Find the word "text" in the material below and gather every line that contains it.

## BEGIN Exercise material

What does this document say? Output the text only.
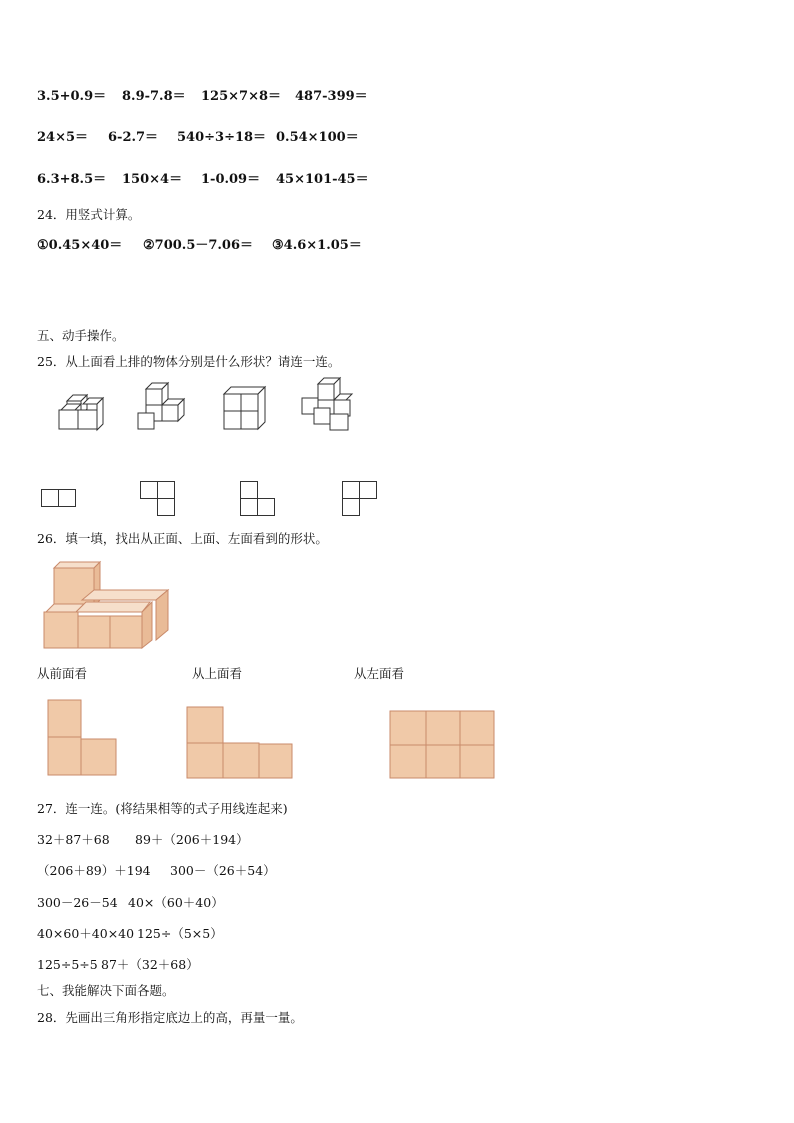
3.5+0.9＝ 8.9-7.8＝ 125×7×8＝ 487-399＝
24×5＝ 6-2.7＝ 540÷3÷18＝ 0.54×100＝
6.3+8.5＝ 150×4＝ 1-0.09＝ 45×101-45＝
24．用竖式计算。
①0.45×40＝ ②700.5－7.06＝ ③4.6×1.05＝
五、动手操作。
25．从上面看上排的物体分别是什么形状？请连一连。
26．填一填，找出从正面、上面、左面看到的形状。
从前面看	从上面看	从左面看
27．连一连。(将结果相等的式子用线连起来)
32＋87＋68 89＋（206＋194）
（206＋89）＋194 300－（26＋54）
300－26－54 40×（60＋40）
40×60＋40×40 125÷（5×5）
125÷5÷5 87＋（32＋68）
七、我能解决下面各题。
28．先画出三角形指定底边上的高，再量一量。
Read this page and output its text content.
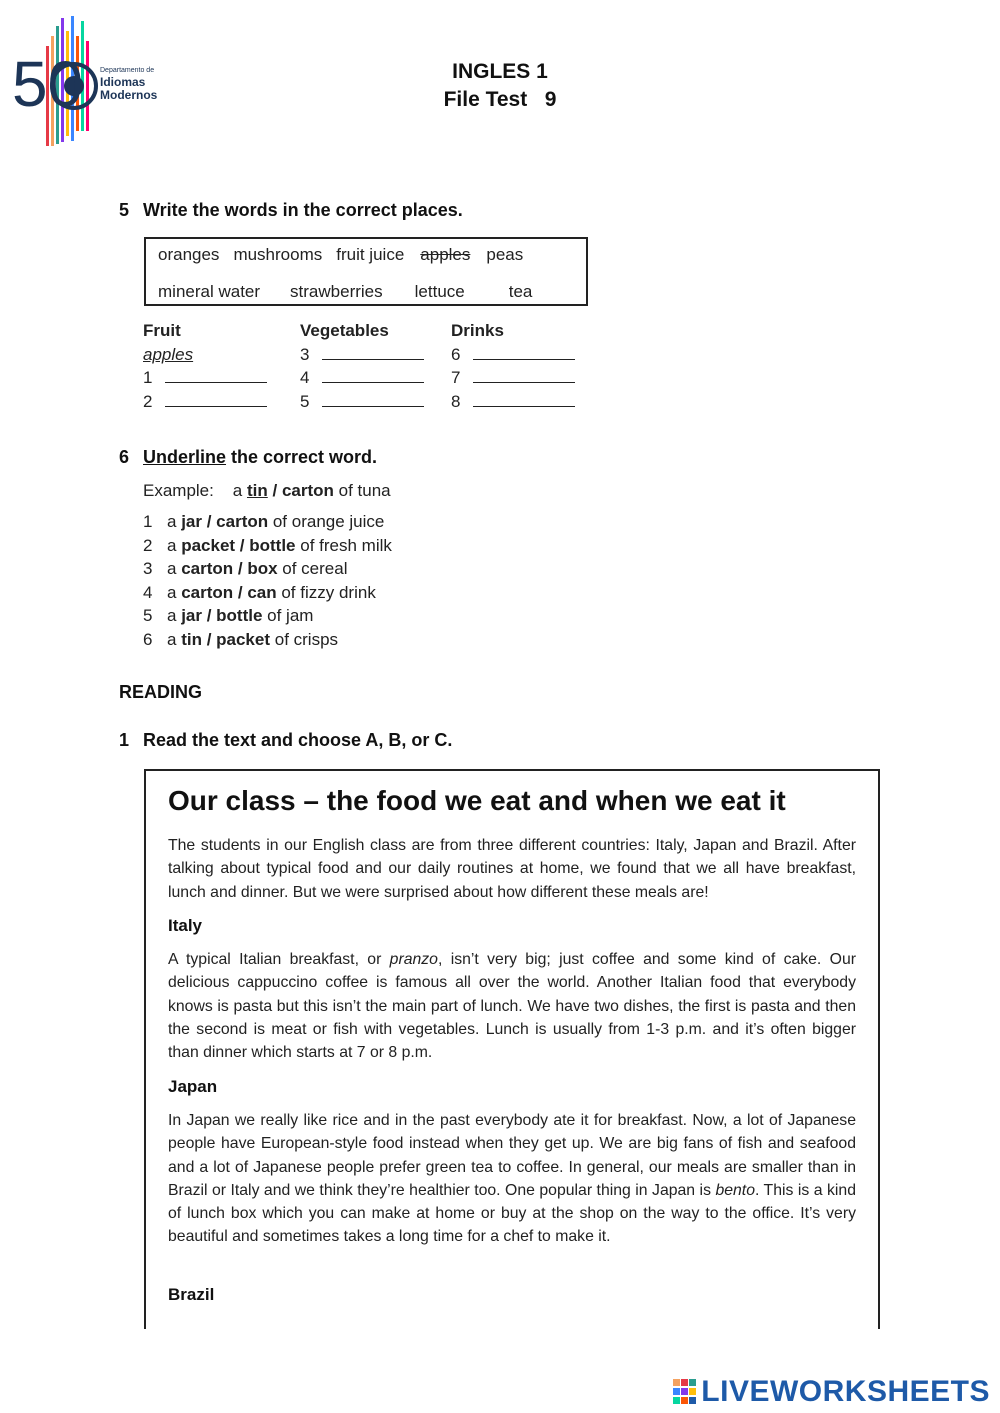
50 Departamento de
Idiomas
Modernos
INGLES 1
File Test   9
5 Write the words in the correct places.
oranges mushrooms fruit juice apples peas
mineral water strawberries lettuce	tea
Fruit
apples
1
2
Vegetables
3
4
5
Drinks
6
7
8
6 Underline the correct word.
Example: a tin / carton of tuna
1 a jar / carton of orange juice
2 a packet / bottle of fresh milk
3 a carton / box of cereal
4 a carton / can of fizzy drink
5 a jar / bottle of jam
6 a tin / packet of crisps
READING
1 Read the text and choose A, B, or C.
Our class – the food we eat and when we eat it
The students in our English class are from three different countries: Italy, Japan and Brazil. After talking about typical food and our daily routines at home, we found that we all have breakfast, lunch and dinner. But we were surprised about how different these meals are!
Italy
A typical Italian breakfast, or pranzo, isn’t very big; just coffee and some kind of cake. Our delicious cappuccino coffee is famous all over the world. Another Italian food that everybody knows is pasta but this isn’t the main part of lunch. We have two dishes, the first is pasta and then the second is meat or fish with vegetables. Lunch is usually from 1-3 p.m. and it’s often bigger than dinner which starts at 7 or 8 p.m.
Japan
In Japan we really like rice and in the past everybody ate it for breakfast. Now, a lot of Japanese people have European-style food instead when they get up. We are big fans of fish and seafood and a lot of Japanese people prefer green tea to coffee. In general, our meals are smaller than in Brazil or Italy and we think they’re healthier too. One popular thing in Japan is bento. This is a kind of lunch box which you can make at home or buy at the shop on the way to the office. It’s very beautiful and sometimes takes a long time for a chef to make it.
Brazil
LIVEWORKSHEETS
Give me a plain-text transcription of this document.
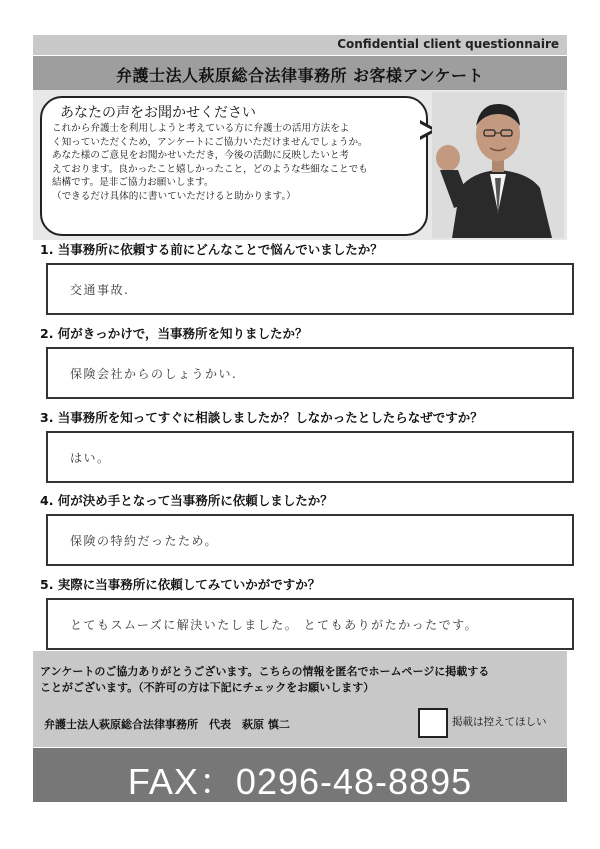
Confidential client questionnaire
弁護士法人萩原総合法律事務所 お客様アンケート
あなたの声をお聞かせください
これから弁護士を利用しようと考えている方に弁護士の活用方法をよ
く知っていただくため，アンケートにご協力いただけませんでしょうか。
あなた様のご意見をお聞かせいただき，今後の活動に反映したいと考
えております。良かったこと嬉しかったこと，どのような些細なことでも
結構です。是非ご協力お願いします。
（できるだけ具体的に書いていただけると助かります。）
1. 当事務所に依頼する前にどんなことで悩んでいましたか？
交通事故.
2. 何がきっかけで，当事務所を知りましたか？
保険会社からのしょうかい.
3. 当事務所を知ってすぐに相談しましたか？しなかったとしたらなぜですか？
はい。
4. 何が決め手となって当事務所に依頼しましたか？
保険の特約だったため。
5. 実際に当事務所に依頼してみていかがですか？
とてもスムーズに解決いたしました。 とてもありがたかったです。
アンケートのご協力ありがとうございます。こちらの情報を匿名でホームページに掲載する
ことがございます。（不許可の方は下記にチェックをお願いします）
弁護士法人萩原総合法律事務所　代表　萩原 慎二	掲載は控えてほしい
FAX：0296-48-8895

## END Exercise material

• **Worked answer**:
What does this document say? Output the text only.
Read this page and output its text content.
1 Read the text and choose A, B, or C.
Give me a plain-text transcription of this document.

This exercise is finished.